Goal :: Every record must be repeated exactly, with no omission.
* Start Record set *
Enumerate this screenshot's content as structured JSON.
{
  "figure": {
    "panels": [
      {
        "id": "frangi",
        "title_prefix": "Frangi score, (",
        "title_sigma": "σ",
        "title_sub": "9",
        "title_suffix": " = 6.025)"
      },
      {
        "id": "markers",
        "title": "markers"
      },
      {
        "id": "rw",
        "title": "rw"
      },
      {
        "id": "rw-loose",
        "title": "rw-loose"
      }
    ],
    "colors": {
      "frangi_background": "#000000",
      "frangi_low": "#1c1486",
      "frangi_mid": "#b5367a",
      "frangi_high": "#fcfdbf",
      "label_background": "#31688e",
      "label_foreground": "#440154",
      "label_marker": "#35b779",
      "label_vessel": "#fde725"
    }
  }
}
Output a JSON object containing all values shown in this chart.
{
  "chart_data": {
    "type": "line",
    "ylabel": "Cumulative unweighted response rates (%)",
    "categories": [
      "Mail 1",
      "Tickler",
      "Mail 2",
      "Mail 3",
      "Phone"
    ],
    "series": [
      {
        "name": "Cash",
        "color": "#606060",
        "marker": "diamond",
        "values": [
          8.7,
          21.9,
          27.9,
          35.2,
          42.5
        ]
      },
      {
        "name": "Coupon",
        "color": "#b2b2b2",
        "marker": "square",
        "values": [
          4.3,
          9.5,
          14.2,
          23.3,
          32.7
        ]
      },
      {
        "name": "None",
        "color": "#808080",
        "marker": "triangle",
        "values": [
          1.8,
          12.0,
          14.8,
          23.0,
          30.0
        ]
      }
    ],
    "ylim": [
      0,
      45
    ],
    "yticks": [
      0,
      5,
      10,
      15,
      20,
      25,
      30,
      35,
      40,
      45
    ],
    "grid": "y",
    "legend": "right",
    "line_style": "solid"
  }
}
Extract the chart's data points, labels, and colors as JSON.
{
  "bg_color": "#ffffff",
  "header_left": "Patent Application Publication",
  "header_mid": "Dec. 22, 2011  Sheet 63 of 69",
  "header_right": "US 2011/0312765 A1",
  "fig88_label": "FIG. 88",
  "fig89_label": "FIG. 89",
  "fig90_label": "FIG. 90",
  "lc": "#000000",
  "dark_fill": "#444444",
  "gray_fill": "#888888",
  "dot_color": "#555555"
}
* End Record set *
Solution to this task ::
Enumerate this screenshot's content as structured JSON.
{
  "figure": {
    "panels": [
      {
        "id": "frangi",
        "title_prefix": "Frangi score, (",
        "title_sigma": "σ",
        "title_sub": "9",
        "title_suffix": " = 6.025)"
      },
      {
        "id": "markers",
        "title": "markers"
      },
      {
        "id": "rw",
        "title": "rw"
      },
      {
        "id": "rw-loose",
        "title": "rw-loose"
      }
    ],
    "colors": {
      "frangi_background": "#000000",
      "frangi_low": "#1c1486",
      "frangi_mid": "#b5367a",
      "frangi_high": "#fcfdbf",
      "label_background": "#31688e",
      "label_foreground": "#440154",
      "label_marker": "#35b779",
      "label_vessel": "#fde725"
    }
  }
}
Output a JSON object containing all values shown in this chart.
{
  "chart_data": {
    "type": "line",
    "ylabel": "Cumulative unweighted response rates (%)",
    "categories": [
      "Mail 1",
      "Tickler",
      "Mail 2",
      "Mail 3",
      "Phone"
    ],
    "series": [
      {
        "name": "Cash",
        "color": "#606060",
        "marker": "diamond",
        "values": [
          8.7,
          21.9,
          27.9,
          35.2,
          42.5
        ]
      },
      {
        "name": "Coupon",
        "color": "#b2b2b2",
        "marker": "square",
        "values": [
          4.3,
          9.5,
          14.2,
          23.3,
          32.7
        ]
      },
      {
        "name": "None",
        "color": "#808080",
        "marker": "triangle",
        "values": [
          1.8,
          12.0,
          14.8,
          23.0,
          30.0
        ]
      }
    ],
    "ylim": [
      0,
      45
    ],
    "yticks": [
      0,
      5,
      10,
      15,
      20,
      25,
      30,
      35,
      40,
      45
    ],
    "grid": "y",
    "legend": "right",
    "line_style": "solid"
  }
}
Extract the chart's data points, labels, and colors as JSON.
{
  "bg_color": "#ffffff",
  "header_left": "Patent Application Publication",
  "header_mid": "Dec. 22, 2011  Sheet 63 of 69",
  "header_right": "US 2011/0312765 A1",
  "fig88_label": "FIG. 88",
  "fig89_label": "FIG. 89",
  "fig90_label": "FIG. 90",
  "lc": "#000000",
  "dark_fill": "#444444",
  "gray_fill": "#888888",
  "dot_color": "#555555"
}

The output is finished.